• Task: Reproduce the records below exactly, leaving out any pictures.

• Dataset excerpts:
# # # # #
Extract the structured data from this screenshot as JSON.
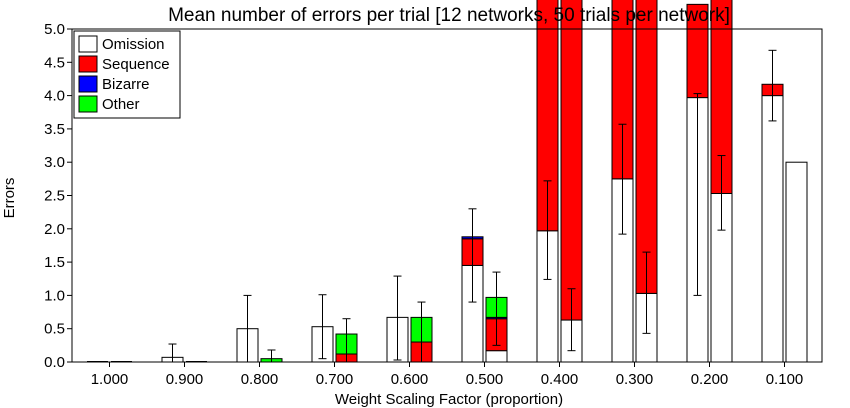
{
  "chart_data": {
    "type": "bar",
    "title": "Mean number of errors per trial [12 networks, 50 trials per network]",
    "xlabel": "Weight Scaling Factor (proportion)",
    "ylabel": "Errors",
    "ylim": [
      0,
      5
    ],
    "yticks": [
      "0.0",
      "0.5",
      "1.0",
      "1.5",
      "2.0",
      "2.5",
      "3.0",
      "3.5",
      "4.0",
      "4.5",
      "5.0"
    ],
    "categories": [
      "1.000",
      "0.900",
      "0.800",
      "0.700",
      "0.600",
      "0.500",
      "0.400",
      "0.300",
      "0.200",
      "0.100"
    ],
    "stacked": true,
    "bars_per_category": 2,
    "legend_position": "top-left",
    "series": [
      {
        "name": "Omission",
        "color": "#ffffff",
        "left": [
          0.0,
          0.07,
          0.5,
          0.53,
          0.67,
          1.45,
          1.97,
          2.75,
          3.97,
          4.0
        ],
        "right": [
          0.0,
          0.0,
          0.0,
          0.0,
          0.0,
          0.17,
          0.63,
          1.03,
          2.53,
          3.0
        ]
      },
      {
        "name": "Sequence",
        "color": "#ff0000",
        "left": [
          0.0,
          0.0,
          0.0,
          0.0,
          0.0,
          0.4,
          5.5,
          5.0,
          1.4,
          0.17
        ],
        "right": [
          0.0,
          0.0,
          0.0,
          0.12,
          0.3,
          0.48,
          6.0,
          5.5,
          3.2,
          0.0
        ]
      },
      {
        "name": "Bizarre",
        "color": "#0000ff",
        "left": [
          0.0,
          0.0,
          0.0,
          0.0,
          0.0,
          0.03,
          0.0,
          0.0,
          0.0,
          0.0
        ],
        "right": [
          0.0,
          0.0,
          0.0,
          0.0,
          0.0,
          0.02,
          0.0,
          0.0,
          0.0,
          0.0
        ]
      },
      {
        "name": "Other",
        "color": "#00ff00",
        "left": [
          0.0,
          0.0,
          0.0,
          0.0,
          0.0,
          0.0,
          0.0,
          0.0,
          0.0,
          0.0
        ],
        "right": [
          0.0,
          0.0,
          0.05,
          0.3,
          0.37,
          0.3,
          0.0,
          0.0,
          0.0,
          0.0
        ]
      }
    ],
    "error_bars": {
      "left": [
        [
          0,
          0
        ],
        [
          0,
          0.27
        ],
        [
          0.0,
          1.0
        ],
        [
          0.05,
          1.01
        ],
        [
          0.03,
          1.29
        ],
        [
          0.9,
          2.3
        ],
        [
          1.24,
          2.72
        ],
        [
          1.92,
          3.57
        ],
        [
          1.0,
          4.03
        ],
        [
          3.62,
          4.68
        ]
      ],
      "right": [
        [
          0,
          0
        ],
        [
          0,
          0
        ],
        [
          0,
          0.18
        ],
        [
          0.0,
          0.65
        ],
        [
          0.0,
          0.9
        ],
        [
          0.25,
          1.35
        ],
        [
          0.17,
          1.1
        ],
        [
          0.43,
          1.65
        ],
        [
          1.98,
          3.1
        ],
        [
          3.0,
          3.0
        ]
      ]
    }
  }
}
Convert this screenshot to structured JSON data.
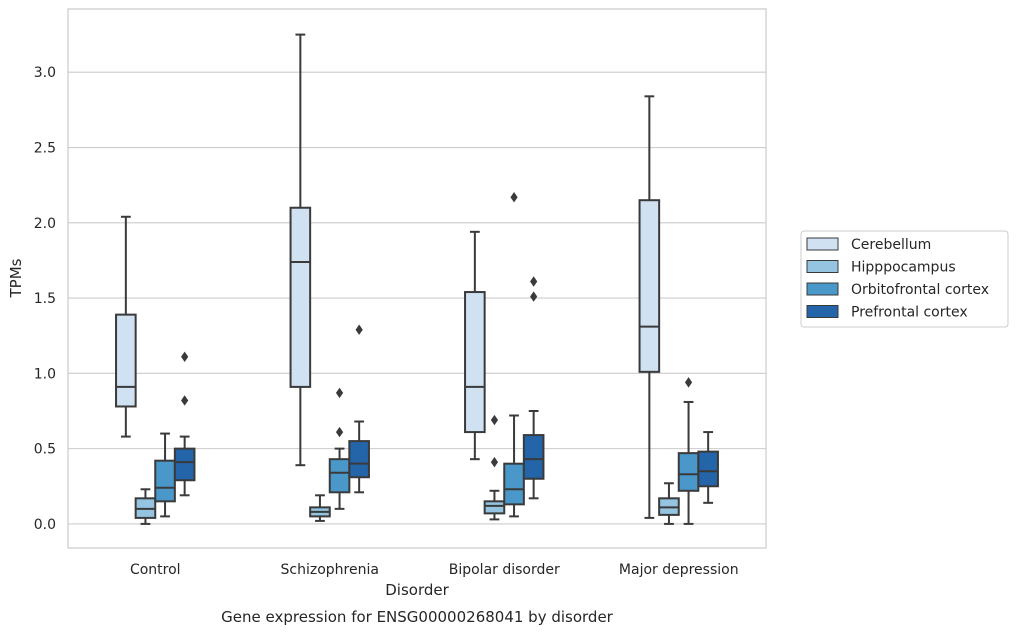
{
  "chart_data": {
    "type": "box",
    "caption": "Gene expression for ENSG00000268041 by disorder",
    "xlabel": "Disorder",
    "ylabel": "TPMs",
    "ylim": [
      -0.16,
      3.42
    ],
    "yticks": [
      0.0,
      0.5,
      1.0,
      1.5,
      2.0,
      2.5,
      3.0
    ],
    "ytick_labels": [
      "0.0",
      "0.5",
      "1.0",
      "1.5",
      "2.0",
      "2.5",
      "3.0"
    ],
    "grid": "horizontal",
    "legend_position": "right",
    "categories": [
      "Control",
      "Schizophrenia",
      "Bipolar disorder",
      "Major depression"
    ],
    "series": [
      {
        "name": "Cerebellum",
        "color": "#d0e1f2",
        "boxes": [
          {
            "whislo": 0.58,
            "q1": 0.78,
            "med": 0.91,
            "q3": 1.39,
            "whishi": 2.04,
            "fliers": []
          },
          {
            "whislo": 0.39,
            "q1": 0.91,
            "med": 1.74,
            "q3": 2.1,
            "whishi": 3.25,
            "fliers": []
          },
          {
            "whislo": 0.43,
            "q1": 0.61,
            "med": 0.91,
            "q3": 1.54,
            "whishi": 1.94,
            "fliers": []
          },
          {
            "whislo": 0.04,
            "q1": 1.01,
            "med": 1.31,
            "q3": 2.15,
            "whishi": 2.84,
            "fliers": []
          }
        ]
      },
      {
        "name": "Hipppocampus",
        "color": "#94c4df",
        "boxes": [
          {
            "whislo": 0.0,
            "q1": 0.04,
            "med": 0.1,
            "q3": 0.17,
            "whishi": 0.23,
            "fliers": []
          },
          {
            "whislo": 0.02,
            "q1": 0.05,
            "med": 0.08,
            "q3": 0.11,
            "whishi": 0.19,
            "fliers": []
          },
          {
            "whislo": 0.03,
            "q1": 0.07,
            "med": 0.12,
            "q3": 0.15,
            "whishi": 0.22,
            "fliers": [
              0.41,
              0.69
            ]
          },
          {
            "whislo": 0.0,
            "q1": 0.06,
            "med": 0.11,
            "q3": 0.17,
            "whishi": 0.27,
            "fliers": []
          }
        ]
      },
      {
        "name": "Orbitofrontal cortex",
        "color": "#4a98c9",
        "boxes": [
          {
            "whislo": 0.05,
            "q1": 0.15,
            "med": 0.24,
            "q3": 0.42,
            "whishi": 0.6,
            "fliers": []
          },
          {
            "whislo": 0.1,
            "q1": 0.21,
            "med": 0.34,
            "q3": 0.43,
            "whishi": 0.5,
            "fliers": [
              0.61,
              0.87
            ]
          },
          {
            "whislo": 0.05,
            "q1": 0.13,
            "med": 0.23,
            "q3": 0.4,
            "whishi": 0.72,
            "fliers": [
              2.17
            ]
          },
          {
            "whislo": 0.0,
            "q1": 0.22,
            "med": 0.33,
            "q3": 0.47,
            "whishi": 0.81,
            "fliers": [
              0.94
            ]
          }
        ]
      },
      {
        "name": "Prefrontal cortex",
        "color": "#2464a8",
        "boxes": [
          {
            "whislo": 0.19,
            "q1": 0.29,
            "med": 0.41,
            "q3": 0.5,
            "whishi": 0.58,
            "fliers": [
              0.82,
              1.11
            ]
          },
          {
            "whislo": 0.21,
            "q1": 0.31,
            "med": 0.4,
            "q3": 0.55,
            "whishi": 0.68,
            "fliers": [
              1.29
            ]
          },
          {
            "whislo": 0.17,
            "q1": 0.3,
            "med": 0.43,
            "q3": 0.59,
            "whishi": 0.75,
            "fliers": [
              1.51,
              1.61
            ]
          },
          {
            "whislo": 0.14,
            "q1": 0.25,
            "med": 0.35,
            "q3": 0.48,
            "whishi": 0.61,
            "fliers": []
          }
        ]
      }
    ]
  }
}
# # # # #
• Expected answer:
Extract the structured data from this screenshot as JSON.
{
  "chart_data": {
    "type": "bar",
    "title": "Mean number of errors per trial [12 networks, 50 trials per network]",
    "xlabel": "Weight Scaling Factor (proportion)",
    "ylabel": "Errors",
    "ylim": [
      0,
      5
    ],
    "yticks": [
      "0.0",
      "0.5",
      "1.0",
      "1.5",
      "2.0",
      "2.5",
      "3.0",
      "3.5",
      "4.0",
      "4.5",
      "5.0"
    ],
    "categories": [
      "1.000",
      "0.900",
      "0.800",
      "0.700",
      "0.600",
      "0.500",
      "0.400",
      "0.300",
      "0.200",
      "0.100"
    ],
    "stacked": true,
    "bars_per_category": 2,
    "legend_position": "top-left",
    "series": [
      {
        "name": "Omission",
        "color": "#ffffff",
        "left": [
          0.0,
          0.07,
          0.5,
          0.53,
          0.67,
          1.45,
          1.97,
          2.75,
          3.97,
          4.0
        ],
        "right": [
          0.0,
          0.0,
          0.0,
          0.0,
          0.0,
          0.17,
          0.63,
          1.03,
          2.53,
          3.0
        ]
      },
      {
        "name": "Sequence",
        "color": "#ff0000",
        "left": [
          0.0,
          0.0,
          0.0,
          0.0,
          0.0,
          0.4,
          5.5,
          5.0,
          1.4,
          0.17
        ],
        "right": [
          0.0,
          0.0,
          0.0,
          0.12,
          0.3,
          0.48,
          6.0,
          5.5,
          3.2,
          0.0
        ]
      },
      {
        "name": "Bizarre",
        "color": "#0000ff",
        "left": [
          0.0,
          0.0,
          0.0,
          0.0,
          0.0,
          0.03,
          0.0,
          0.0,
          0.0,
          0.0
        ],
        "right": [
          0.0,
          0.0,
          0.0,
          0.0,
          0.0,
          0.02,
          0.0,
          0.0,
          0.0,
          0.0
        ]
      },
      {
        "name": "Other",
        "color": "#00ff00",
        "left": [
          0.0,
          0.0,
          0.0,
          0.0,
          0.0,
          0.0,
          0.0,
          0.0,
          0.0,
          0.0
        ],
        "right": [
          0.0,
          0.0,
          0.05,
          0.3,
          0.37,
          0.3,
          0.0,
          0.0,
          0.0,
          0.0
        ]
      }
    ],
    "error_bars": {
      "left": [
        [
          0,
          0
        ],
        [
          0,
          0.27
        ],
        [
          0.0,
          1.0
        ],
        [
          0.05,
          1.01
        ],
        [
          0.03,
          1.29
        ],
        [
          0.9,
          2.3
        ],
        [
          1.24,
          2.72
        ],
        [
          1.92,
          3.57
        ],
        [
          1.0,
          4.03
        ],
        [
          3.62,
          4.68
        ]
      ],
      "right": [
        [
          0,
          0
        ],
        [
          0,
          0
        ],
        [
          0,
          0.18
        ],
        [
          0.0,
          0.65
        ],
        [
          0.0,
          0.9
        ],
        [
          0.25,
          1.35
        ],
        [
          0.17,
          1.1
        ],
        [
          0.43,
          1.65
        ],
        [
          1.98,
          3.1
        ],
        [
          3.0,
          3.0
        ]
      ]
    }
  }
}
Convert this screenshot to structured JSON data.
{
  "chart_data": {
    "type": "box",
    "caption": "Gene expression for ENSG00000268041 by disorder",
    "xlabel": "Disorder",
    "ylabel": "TPMs",
    "ylim": [
      -0.16,
      3.42
    ],
    "yticks": [
      0.0,
      0.5,
      1.0,
      1.5,
      2.0,
      2.5,
      3.0
    ],
    "ytick_labels": [
      "0.0",
      "0.5",
      "1.0",
      "1.5",
      "2.0",
      "2.5",
      "3.0"
    ],
    "grid": "horizontal",
    "legend_position": "right",
    "categories": [
      "Control",
      "Schizophrenia",
      "Bipolar disorder",
      "Major depression"
    ],
    "series": [
      {
        "name": "Cerebellum",
        "color": "#d0e1f2",
        "boxes": [
          {
            "whislo": 0.58,
            "q1": 0.78,
            "med": 0.91,
            "q3": 1.39,
            "whishi": 2.04,
            "fliers": []
          },
          {
            "whislo": 0.39,
            "q1": 0.91,
            "med": 1.74,
            "q3": 2.1,
            "whishi": 3.25,
            "fliers": []
          },
          {
            "whislo": 0.43,
            "q1": 0.61,
            "med": 0.91,
            "q3": 1.54,
            "whishi": 1.94,
            "fliers": []
          },
          {
            "whislo": 0.04,
            "q1": 1.01,
            "med": 1.31,
            "q3": 2.15,
            "whishi": 2.84,
            "fliers": []
          }
        ]
      },
      {
        "name": "Hipppocampus",
        "color": "#94c4df",
        "boxes": [
          {
            "whislo": 0.0,
            "q1": 0.04,
            "med": 0.1,
            "q3": 0.17,
            "whishi": 0.23,
            "fliers": []
          },
          {
            "whislo": 0.02,
            "q1": 0.05,
            "med": 0.08,
            "q3": 0.11,
            "whishi": 0.19,
            "fliers": []
          },
          {
            "whislo": 0.03,
            "q1": 0.07,
            "med": 0.12,
            "q3": 0.15,
            "whishi": 0.22,
            "fliers": [
              0.41,
              0.69
            ]
          },
          {
            "whislo": 0.0,
            "q1": 0.06,
            "med": 0.11,
            "q3": 0.17,
            "whishi": 0.27,
            "fliers": []
          }
        ]
      },
      {
        "name": "Orbitofrontal cortex",
        "color": "#4a98c9",
        "boxes": [
          {
            "whislo": 0.05,
            "q1": 0.15,
            "med": 0.24,
            "q3": 0.42,
            "whishi": 0.6,
            "fliers": []
          },
          {
            "whislo": 0.1,
            "q1": 0.21,
            "med": 0.34,
            "q3": 0.43,
            "whishi": 0.5,
            "fliers": [
              0.61,
              0.87
            ]
          },
          {
            "whislo": 0.05,
            "q1": 0.13,
            "med": 0.23,
            "q3": 0.4,
            "whishi": 0.72,
            "fliers": [
              2.17
            ]
          },
          {
            "whislo": 0.0,
            "q1": 0.22,
            "med": 0.33,
            "q3": 0.47,
            "whishi": 0.81,
            "fliers": [
              0.94
            ]
          }
        ]
      },
      {
        "name": "Prefrontal cortex",
        "color": "#2464a8",
        "boxes": [
          {
            "whislo": 0.19,
            "q1": 0.29,
            "med": 0.41,
            "q3": 0.5,
            "whishi": 0.58,
            "fliers": [
              0.82,
              1.11
            ]
          },
          {
            "whislo": 0.21,
            "q1": 0.31,
            "med": 0.4,
            "q3": 0.55,
            "whishi": 0.68,
            "fliers": [
              1.29
            ]
          },
          {
            "whislo": 0.17,
            "q1": 0.3,
            "med": 0.43,
            "q3": 0.59,
            "whishi": 0.75,
            "fliers": [
              1.51,
              1.61
            ]
          },
          {
            "whislo": 0.14,
            "q1": 0.25,
            "med": 0.35,
            "q3": 0.48,
            "whishi": 0.61,
            "fliers": []
          }
        ]
      }
    ]
  }
}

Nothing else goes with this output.